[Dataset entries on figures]
=====

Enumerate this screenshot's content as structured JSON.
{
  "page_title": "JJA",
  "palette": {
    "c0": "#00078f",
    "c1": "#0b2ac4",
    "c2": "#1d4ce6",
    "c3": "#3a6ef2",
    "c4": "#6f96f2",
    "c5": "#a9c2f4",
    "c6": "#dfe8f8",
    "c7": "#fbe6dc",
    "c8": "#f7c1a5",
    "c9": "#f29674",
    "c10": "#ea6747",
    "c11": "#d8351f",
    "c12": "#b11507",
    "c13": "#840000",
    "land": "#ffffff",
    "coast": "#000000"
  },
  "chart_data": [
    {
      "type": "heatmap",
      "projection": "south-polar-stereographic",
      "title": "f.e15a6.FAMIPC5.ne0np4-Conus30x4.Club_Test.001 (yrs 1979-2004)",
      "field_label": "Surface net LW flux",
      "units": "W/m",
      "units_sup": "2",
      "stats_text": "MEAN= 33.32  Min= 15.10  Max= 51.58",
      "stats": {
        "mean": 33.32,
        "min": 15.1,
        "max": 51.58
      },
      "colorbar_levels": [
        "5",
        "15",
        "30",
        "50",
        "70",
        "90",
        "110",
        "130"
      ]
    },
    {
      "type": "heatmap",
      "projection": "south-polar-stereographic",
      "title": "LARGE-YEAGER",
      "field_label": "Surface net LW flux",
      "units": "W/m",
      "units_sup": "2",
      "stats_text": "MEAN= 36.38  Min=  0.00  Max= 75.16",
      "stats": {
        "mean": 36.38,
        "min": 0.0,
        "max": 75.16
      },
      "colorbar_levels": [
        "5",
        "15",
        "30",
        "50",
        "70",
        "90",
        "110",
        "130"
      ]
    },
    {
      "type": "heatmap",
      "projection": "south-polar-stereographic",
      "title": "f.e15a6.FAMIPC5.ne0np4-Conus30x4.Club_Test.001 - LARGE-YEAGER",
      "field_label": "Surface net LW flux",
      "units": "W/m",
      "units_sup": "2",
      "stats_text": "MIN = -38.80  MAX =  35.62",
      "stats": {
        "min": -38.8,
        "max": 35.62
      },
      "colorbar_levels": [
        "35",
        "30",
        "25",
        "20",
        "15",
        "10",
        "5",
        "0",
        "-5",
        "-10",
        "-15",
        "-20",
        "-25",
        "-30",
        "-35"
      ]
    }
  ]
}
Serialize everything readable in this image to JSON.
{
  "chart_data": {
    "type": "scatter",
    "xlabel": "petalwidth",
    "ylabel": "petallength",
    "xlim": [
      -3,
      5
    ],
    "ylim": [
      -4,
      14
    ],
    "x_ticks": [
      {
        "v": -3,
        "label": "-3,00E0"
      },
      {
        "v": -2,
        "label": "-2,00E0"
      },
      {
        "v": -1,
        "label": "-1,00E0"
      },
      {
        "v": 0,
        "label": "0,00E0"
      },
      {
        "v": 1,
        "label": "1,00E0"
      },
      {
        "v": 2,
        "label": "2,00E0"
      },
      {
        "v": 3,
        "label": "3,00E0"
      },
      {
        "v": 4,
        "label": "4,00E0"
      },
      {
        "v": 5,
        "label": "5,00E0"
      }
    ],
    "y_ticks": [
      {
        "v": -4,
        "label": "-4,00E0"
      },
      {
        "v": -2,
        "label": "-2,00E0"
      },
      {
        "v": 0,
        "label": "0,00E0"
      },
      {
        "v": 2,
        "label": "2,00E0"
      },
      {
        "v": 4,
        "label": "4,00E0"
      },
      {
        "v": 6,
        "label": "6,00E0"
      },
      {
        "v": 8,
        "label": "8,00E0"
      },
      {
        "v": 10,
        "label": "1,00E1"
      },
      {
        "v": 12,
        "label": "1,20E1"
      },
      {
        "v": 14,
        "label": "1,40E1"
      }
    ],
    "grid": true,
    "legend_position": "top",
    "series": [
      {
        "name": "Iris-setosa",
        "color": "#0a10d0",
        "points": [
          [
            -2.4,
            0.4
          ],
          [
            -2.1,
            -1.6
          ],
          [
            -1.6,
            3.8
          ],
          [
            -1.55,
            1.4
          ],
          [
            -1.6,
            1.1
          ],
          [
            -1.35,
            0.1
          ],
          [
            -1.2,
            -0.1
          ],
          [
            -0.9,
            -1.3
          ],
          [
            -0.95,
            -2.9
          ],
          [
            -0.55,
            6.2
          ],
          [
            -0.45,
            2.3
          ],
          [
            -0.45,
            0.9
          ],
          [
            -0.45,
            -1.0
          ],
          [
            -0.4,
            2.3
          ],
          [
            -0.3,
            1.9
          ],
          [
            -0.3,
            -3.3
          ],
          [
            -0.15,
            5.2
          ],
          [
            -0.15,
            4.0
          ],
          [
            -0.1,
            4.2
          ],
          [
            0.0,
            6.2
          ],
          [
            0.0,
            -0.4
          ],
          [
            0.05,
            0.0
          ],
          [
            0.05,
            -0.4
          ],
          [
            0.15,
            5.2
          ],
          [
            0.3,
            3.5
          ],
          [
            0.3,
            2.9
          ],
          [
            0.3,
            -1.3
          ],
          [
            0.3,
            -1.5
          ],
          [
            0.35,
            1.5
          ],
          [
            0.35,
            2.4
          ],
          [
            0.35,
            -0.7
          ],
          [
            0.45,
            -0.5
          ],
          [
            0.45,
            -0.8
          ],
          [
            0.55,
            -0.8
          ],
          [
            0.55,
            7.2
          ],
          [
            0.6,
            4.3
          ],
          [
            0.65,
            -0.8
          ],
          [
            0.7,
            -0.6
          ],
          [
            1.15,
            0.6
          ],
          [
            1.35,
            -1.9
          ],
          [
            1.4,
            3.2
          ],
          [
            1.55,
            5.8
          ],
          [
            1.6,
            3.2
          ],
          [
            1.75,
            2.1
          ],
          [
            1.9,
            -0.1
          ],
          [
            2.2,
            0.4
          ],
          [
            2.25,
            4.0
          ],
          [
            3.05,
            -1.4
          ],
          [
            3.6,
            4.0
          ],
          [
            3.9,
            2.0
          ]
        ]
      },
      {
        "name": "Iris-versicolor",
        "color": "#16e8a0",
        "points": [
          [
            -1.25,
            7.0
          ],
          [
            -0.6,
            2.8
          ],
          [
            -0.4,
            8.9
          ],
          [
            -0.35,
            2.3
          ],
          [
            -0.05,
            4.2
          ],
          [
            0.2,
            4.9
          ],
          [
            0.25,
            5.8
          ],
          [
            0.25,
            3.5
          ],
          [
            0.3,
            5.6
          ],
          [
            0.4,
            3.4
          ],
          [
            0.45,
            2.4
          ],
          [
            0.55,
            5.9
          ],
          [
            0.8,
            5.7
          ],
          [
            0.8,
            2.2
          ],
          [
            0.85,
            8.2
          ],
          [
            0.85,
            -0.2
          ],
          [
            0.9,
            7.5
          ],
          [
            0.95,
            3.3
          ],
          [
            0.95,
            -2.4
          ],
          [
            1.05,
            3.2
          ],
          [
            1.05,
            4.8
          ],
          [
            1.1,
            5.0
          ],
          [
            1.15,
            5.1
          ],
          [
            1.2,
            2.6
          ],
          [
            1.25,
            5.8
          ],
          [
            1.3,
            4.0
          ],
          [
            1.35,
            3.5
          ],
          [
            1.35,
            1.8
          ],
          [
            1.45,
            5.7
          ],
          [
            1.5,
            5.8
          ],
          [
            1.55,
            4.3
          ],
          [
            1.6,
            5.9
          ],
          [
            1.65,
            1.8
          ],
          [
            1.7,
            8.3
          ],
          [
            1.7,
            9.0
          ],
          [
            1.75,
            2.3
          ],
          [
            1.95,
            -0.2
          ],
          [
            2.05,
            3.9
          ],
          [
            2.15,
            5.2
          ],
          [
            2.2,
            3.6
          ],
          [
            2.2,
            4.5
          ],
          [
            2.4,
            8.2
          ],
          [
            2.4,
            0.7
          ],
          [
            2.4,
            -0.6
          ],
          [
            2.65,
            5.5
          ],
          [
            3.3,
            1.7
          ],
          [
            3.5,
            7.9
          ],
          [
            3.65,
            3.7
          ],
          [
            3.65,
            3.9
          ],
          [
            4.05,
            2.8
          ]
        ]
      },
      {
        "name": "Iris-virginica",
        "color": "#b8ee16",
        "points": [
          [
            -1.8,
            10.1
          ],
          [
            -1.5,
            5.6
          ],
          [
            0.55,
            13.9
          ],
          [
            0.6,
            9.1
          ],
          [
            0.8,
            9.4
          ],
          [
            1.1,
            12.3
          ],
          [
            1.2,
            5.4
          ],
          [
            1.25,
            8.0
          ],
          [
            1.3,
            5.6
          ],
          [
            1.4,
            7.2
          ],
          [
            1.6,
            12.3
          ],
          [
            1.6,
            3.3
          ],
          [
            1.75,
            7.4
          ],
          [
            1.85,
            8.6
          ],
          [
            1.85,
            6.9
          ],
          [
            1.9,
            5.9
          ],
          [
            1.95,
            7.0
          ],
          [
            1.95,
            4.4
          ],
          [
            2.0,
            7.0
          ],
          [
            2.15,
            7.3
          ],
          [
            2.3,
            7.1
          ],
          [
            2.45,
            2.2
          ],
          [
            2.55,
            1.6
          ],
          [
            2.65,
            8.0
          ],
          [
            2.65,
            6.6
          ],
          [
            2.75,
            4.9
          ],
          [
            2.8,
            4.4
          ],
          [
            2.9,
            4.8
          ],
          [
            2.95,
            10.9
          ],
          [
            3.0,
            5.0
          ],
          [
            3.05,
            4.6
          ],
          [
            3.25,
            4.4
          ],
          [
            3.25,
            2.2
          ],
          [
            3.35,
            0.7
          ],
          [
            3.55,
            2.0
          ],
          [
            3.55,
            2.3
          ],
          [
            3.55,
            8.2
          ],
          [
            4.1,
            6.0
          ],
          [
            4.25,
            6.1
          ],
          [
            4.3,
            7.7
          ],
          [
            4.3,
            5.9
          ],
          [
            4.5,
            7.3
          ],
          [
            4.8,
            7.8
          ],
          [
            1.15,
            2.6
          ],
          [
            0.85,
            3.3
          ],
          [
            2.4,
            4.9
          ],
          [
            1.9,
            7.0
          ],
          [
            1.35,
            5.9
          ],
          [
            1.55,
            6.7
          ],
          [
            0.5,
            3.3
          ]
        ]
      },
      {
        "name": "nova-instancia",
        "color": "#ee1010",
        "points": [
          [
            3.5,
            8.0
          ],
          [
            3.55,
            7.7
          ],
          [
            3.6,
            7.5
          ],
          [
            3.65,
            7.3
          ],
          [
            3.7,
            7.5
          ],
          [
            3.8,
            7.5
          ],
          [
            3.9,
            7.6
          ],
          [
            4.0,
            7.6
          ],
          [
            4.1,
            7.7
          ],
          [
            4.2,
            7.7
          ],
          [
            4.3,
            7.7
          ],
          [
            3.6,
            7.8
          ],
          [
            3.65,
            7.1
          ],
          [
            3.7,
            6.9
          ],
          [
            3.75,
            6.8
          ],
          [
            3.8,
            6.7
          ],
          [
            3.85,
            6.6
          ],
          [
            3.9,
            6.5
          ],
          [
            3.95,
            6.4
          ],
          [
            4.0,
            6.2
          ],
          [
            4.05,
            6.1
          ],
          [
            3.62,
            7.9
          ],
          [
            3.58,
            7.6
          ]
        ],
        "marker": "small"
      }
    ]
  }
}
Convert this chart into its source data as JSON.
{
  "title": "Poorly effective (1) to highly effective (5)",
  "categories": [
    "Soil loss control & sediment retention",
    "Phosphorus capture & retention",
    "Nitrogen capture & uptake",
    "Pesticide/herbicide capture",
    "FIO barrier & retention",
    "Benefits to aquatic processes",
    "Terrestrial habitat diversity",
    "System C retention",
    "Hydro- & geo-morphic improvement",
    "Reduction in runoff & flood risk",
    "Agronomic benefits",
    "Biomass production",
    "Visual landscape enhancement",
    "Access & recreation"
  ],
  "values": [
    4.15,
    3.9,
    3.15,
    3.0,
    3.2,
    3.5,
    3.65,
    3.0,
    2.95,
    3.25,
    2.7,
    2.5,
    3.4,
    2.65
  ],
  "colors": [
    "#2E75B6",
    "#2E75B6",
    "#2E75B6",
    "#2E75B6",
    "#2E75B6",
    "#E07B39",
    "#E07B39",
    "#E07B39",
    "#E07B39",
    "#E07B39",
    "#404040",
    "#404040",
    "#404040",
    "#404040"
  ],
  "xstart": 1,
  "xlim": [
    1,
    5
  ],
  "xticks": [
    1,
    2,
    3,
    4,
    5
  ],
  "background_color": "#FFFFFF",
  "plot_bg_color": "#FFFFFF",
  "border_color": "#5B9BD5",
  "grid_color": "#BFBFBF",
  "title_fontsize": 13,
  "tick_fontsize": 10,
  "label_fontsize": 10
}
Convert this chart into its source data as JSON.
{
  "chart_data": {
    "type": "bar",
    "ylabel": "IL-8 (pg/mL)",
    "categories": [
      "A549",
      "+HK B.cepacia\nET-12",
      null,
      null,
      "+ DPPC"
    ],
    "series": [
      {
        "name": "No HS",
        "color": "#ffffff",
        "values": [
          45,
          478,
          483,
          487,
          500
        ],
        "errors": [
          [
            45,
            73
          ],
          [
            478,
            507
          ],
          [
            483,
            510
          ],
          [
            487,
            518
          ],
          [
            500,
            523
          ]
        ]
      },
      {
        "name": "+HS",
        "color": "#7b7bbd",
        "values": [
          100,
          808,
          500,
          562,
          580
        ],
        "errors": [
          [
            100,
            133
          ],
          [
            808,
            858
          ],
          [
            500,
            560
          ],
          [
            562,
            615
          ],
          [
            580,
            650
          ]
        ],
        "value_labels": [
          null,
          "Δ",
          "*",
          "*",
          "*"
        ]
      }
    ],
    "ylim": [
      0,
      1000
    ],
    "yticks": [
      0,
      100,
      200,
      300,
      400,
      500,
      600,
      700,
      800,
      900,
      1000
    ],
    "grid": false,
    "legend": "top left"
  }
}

=====

▶ _REQUIRED TASK_
Extract each line holding the string "retention".

▶ _PROBLEM SOLUTION_
    "Soil loss control & sediment retention",
    "Phosphorus capture & retention",
    "FIO barrier & retention",
    "System C retention",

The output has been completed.